__SHORT EXERCISE__
Please write out the material that follows, exactly as it stands.
======== AVAILABLE RECORDS
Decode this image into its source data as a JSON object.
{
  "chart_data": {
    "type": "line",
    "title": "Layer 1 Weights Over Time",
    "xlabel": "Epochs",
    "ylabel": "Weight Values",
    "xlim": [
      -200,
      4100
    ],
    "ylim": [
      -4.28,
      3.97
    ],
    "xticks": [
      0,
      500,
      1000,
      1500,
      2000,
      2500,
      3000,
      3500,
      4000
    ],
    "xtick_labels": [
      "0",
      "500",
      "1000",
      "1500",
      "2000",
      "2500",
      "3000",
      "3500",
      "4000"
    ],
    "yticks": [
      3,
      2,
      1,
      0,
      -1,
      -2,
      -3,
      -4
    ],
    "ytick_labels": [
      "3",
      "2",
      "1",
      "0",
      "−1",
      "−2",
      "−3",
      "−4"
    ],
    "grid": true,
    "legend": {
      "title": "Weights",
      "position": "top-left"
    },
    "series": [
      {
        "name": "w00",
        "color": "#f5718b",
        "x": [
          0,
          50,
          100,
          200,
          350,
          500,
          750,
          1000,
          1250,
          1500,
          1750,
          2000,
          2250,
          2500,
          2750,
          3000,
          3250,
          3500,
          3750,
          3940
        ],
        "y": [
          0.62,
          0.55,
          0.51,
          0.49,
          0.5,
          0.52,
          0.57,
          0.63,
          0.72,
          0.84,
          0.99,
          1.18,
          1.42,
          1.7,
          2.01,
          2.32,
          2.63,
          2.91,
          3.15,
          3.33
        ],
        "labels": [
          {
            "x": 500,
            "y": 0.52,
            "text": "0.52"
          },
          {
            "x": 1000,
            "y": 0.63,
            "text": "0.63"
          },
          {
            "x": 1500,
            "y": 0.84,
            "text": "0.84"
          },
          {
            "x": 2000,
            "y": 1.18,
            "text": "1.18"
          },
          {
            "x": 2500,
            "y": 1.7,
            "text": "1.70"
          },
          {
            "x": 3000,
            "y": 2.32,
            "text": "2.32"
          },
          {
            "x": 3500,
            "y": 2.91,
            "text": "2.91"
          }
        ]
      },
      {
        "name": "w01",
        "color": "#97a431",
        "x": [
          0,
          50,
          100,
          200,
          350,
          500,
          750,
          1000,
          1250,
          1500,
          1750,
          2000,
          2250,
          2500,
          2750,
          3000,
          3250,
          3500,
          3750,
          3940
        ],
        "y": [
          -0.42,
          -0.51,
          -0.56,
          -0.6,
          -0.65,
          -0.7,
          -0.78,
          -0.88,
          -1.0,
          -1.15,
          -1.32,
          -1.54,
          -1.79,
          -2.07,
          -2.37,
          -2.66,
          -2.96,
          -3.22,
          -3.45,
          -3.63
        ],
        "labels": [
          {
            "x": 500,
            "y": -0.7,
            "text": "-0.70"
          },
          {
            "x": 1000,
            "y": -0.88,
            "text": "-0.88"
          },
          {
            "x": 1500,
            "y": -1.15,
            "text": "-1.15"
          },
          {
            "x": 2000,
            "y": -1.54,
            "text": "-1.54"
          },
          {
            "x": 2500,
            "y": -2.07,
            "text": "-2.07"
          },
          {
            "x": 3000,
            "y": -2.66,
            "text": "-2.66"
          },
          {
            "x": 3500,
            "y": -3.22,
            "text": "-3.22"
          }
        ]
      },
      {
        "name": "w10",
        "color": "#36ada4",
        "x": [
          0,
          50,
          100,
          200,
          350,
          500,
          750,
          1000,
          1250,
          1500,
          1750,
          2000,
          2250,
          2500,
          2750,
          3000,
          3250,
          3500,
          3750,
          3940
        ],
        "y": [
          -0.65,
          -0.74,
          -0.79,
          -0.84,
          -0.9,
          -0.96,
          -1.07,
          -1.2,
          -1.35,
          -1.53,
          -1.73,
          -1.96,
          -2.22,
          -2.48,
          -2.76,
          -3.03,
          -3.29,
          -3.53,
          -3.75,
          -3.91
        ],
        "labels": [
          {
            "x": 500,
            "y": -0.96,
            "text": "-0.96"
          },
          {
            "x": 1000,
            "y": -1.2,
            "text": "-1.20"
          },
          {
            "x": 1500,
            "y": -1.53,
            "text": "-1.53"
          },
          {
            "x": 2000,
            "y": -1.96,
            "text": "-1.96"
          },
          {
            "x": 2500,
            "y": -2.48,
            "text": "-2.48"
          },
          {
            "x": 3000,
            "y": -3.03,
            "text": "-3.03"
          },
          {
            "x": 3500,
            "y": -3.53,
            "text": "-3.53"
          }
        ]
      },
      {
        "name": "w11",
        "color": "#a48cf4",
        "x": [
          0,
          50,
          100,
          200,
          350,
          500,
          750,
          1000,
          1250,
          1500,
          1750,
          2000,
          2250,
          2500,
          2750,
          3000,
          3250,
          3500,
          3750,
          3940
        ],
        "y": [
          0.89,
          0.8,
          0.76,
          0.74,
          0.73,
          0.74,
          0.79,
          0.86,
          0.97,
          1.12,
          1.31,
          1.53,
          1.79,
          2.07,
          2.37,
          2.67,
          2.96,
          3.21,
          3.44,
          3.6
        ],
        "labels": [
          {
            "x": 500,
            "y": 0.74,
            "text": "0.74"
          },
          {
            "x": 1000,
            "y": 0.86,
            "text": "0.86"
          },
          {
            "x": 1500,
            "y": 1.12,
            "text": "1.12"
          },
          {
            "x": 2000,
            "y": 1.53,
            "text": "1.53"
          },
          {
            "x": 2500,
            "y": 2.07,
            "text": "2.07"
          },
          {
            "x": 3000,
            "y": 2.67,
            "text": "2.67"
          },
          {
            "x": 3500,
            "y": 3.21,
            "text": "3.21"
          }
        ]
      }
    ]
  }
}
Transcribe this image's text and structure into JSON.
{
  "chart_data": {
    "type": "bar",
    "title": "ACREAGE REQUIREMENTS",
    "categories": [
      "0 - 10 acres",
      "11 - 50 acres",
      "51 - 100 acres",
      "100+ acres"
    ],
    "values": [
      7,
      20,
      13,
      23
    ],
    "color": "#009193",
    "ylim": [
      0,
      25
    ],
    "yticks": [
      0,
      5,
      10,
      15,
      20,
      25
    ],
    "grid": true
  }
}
================
__PROBLEM SOLUTION__
Decode this image into its source data as a JSON object.
{
  "chart_data": {
    "type": "line",
    "title": "Layer 1 Weights Over Time",
    "xlabel": "Epochs",
    "ylabel": "Weight Values",
    "xlim": [
      -200,
      4100
    ],
    "ylim": [
      -4.28,
      3.97
    ],
    "xticks": [
      0,
      500,
      1000,
      1500,
      2000,
      2500,
      3000,
      3500,
      4000
    ],
    "xtick_labels": [
      "0",
      "500",
      "1000",
      "1500",
      "2000",
      "2500",
      "3000",
      "3500",
      "4000"
    ],
    "yticks": [
      3,
      2,
      1,
      0,
      -1,
      -2,
      -3,
      -4
    ],
    "ytick_labels": [
      "3",
      "2",
      "1",
      "0",
      "−1",
      "−2",
      "−3",
      "−4"
    ],
    "grid": true,
    "legend": {
      "title": "Weights",
      "position": "top-left"
    },
    "series": [
      {
        "name": "w00",
        "color": "#f5718b",
        "x": [
          0,
          50,
          100,
          200,
          350,
          500,
          750,
          1000,
          1250,
          1500,
          1750,
          2000,
          2250,
          2500,
          2750,
          3000,
          3250,
          3500,
          3750,
          3940
        ],
        "y": [
          0.62,
          0.55,
          0.51,
          0.49,
          0.5,
          0.52,
          0.57,
          0.63,
          0.72,
          0.84,
          0.99,
          1.18,
          1.42,
          1.7,
          2.01,
          2.32,
          2.63,
          2.91,
          3.15,
          3.33
        ],
        "labels": [
          {
            "x": 500,
            "y": 0.52,
            "text": "0.52"
          },
          {
            "x": 1000,
            "y": 0.63,
            "text": "0.63"
          },
          {
            "x": 1500,
            "y": 0.84,
            "text": "0.84"
          },
          {
            "x": 2000,
            "y": 1.18,
            "text": "1.18"
          },
          {
            "x": 2500,
            "y": 1.7,
            "text": "1.70"
          },
          {
            "x": 3000,
            "y": 2.32,
            "text": "2.32"
          },
          {
            "x": 3500,
            "y": 2.91,
            "text": "2.91"
          }
        ]
      },
      {
        "name": "w01",
        "color": "#97a431",
        "x": [
          0,
          50,
          100,
          200,
          350,
          500,
          750,
          1000,
          1250,
          1500,
          1750,
          2000,
          2250,
          2500,
          2750,
          3000,
          3250,
          3500,
          3750,
          3940
        ],
        "y": [
          -0.42,
          -0.51,
          -0.56,
          -0.6,
          -0.65,
          -0.7,
          -0.78,
          -0.88,
          -1.0,
          -1.15,
          -1.32,
          -1.54,
          -1.79,
          -2.07,
          -2.37,
          -2.66,
          -2.96,
          -3.22,
          -3.45,
          -3.63
        ],
        "labels": [
          {
            "x": 500,
            "y": -0.7,
            "text": "-0.70"
          },
          {
            "x": 1000,
            "y": -0.88,
            "text": "-0.88"
          },
          {
            "x": 1500,
            "y": -1.15,
            "text": "-1.15"
          },
          {
            "x": 2000,
            "y": -1.54,
            "text": "-1.54"
          },
          {
            "x": 2500,
            "y": -2.07,
            "text": "-2.07"
          },
          {
            "x": 3000,
            "y": -2.66,
            "text": "-2.66"
          },
          {
            "x": 3500,
            "y": -3.22,
            "text": "-3.22"
          }
        ]
      },
      {
        "name": "w10",
        "color": "#36ada4",
        "x": [
          0,
          50,
          100,
          200,
          350,
          500,
          750,
          1000,
          1250,
          1500,
          1750,
          2000,
          2250,
          2500,
          2750,
          3000,
          3250,
          3500,
          3750,
          3940
        ],
        "y": [
          -0.65,
          -0.74,
          -0.79,
          -0.84,
          -0.9,
          -0.96,
          -1.07,
          -1.2,
          -1.35,
          -1.53,
          -1.73,
          -1.96,
          -2.22,
          -2.48,
          -2.76,
          -3.03,
          -3.29,
          -3.53,
          -3.75,
          -3.91
        ],
        "labels": [
          {
            "x": 500,
            "y": -0.96,
            "text": "-0.96"
          },
          {
            "x": 1000,
            "y": -1.2,
            "text": "-1.20"
          },
          {
            "x": 1500,
            "y": -1.53,
            "text": "-1.53"
          },
          {
            "x": 2000,
            "y": -1.96,
            "text": "-1.96"
          },
          {
            "x": 2500,
            "y": -2.48,
            "text": "-2.48"
          },
          {
            "x": 3000,
            "y": -3.03,
            "text": "-3.03"
          },
          {
            "x": 3500,
            "y": -3.53,
            "text": "-3.53"
          }
        ]
      },
      {
        "name": "w11",
        "color": "#a48cf4",
        "x": [
          0,
          50,
          100,
          200,
          350,
          500,
          750,
          1000,
          1250,
          1500,
          1750,
          2000,
          2250,
          2500,
          2750,
          3000,
          3250,
          3500,
          3750,
          3940
        ],
        "y": [
          0.89,
          0.8,
          0.76,
          0.74,
          0.73,
          0.74,
          0.79,
          0.86,
          0.97,
          1.12,
          1.31,
          1.53,
          1.79,
          2.07,
          2.37,
          2.67,
          2.96,
          3.21,
          3.44,
          3.6
        ],
        "labels": [
          {
            "x": 500,
            "y": 0.74,
            "text": "0.74"
          },
          {
            "x": 1000,
            "y": 0.86,
            "text": "0.86"
          },
          {
            "x": 1500,
            "y": 1.12,
            "text": "1.12"
          },
          {
            "x": 2000,
            "y": 1.53,
            "text": "1.53"
          },
          {
            "x": 2500,
            "y": 2.07,
            "text": "2.07"
          },
          {
            "x": 3000,
            "y": 2.67,
            "text": "2.67"
          },
          {
            "x": 3500,
            "y": 3.21,
            "text": "3.21"
          }
        ]
      }
    ]
  }
}
Transcribe this image's text and structure into JSON.
{
  "chart_data": {
    "type": "bar",
    "title": "ACREAGE REQUIREMENTS",
    "categories": [
      "0 - 10 acres",
      "11 - 50 acres",
      "51 - 100 acres",
      "100+ acres"
    ],
    "values": [
      7,
      20,
      13,
      23
    ],
    "color": "#009193",
    "ylim": [
      0,
      25
    ],
    "yticks": [
      0,
      5,
      10,
      15,
      20,
      25
    ],
    "grid": true
  }
}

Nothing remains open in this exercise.